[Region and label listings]
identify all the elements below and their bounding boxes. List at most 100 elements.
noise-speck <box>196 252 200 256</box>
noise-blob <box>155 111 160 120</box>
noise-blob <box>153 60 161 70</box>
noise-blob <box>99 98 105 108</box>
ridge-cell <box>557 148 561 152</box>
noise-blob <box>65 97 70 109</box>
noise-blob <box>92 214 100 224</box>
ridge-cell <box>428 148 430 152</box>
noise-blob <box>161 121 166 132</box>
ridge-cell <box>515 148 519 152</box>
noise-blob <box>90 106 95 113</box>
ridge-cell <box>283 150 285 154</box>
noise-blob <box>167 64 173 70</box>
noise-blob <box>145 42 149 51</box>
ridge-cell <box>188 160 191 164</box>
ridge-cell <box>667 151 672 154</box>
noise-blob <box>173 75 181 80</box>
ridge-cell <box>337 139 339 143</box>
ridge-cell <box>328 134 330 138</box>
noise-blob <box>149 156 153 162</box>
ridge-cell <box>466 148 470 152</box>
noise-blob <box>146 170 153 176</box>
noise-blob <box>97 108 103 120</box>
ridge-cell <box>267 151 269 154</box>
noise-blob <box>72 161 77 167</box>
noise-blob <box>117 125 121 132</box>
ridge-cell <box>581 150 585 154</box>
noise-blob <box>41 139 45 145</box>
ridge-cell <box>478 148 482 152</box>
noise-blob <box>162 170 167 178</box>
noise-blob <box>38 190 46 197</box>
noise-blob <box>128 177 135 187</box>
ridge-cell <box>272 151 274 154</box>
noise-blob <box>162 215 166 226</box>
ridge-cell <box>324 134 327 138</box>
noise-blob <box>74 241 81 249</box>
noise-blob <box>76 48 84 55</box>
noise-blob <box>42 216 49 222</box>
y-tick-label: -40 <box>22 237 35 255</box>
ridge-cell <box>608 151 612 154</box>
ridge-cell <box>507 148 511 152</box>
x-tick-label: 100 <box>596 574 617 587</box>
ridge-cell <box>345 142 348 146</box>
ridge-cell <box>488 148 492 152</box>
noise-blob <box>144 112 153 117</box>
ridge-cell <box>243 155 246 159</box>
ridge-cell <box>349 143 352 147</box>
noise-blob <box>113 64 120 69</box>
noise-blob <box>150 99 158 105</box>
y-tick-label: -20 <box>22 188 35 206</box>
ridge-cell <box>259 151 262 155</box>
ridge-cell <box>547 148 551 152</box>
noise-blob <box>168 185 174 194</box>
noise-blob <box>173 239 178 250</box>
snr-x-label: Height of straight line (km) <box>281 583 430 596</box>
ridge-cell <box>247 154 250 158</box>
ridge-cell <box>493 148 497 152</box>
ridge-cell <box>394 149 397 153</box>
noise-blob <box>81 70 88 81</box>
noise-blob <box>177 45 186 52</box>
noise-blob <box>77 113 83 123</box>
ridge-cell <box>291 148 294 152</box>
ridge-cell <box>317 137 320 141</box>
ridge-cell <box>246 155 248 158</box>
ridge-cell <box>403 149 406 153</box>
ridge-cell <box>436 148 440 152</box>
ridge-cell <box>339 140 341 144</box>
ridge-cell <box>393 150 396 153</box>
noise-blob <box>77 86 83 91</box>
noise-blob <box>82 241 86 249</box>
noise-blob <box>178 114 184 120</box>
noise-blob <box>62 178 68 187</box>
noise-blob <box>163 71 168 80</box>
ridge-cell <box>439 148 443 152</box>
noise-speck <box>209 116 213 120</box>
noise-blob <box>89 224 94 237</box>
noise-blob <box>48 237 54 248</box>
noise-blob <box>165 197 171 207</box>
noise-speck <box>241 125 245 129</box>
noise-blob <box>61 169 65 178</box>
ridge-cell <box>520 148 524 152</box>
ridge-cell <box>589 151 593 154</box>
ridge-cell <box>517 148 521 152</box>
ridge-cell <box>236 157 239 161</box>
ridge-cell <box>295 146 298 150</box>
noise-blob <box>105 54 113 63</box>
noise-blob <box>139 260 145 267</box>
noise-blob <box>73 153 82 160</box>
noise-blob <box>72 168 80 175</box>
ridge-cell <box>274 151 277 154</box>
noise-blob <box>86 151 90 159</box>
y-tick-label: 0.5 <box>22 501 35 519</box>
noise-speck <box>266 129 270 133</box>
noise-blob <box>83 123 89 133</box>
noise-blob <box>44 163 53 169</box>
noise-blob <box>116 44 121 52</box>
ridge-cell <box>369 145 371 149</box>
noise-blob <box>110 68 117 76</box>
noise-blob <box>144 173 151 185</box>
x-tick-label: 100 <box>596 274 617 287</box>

---

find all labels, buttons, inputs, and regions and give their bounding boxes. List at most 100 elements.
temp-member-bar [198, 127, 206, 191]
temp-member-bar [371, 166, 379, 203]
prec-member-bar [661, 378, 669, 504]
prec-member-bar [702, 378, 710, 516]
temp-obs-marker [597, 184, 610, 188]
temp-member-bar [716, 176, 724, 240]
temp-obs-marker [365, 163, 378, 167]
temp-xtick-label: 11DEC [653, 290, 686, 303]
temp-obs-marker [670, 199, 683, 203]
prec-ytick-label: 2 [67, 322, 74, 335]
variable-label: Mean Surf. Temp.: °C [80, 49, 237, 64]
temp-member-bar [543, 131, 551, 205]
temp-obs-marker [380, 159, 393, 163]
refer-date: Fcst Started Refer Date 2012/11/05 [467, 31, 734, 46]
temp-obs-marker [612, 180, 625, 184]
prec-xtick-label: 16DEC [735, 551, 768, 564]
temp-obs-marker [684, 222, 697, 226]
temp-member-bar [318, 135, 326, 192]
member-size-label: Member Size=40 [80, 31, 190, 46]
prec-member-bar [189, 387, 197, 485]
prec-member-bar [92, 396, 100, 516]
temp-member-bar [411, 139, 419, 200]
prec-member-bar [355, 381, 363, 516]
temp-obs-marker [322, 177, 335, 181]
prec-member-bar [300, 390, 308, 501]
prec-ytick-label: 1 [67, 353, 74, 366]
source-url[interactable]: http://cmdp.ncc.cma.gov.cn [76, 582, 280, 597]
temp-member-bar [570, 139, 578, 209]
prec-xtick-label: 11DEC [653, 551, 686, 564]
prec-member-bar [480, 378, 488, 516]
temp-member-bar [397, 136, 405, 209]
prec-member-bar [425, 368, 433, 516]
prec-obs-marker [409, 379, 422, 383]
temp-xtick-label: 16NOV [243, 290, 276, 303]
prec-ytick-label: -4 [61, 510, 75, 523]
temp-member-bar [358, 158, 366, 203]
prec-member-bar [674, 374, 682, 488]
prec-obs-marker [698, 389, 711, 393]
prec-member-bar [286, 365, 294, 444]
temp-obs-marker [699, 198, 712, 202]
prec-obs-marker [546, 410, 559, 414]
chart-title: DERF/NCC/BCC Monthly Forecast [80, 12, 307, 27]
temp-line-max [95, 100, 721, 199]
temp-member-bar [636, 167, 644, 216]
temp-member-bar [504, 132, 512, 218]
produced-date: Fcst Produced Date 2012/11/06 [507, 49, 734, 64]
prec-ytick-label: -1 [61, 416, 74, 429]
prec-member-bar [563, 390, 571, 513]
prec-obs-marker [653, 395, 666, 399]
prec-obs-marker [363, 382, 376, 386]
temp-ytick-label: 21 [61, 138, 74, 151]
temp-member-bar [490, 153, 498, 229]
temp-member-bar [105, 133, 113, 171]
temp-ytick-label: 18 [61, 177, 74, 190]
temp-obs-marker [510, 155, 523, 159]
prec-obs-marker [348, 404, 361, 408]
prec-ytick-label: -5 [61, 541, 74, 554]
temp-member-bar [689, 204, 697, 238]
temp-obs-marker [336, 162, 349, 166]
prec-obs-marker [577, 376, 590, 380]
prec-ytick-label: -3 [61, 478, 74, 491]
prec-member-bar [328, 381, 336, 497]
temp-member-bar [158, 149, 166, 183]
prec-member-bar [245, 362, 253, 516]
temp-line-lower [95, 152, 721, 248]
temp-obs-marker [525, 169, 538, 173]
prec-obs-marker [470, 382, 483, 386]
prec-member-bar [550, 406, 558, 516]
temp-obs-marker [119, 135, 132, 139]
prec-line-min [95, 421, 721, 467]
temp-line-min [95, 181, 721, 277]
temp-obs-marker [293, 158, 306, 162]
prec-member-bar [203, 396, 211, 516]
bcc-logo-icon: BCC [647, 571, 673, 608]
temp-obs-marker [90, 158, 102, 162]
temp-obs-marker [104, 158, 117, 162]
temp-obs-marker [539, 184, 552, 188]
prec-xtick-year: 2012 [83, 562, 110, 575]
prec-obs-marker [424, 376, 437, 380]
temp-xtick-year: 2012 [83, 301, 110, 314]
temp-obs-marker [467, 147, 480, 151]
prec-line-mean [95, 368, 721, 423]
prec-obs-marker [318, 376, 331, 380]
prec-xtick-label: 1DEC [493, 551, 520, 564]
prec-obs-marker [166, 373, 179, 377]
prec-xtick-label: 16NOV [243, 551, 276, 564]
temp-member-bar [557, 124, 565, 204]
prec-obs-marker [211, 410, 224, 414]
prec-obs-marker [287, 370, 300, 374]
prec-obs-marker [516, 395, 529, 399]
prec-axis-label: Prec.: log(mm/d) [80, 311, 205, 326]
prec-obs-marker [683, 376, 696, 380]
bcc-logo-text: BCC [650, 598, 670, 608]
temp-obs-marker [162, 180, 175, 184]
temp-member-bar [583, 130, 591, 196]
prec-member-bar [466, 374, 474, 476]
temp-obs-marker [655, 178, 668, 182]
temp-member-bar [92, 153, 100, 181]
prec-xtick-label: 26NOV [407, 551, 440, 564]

Requirement —
Replace "temp-member-bar" with "temp-range-bar" in the lines from the line with "find all labels, buttons, inputs, and" to the line with "temp-obs-marker [380, 159, 393, 163]", and write those lines out again with nothing else changed.

Complete output —
find all labels, buttons, inputs, and regions and give their bounding boxes. List at most 100 elements.
temp-range-bar [198, 127, 206, 191]
temp-range-bar [371, 166, 379, 203]
prec-member-bar [661, 378, 669, 504]
prec-member-bar [702, 378, 710, 516]
temp-obs-marker [597, 184, 610, 188]
temp-range-bar [716, 176, 724, 240]
temp-obs-marker [365, 163, 378, 167]
temp-xtick-label: 11DEC [653, 290, 686, 303]
temp-obs-marker [670, 199, 683, 203]
prec-ytick-label: 2 [67, 322, 74, 335]
variable-label: Mean Surf. Temp.: °C [80, 49, 237, 64]
temp-range-bar [543, 131, 551, 205]
temp-obs-marker [380, 159, 393, 163]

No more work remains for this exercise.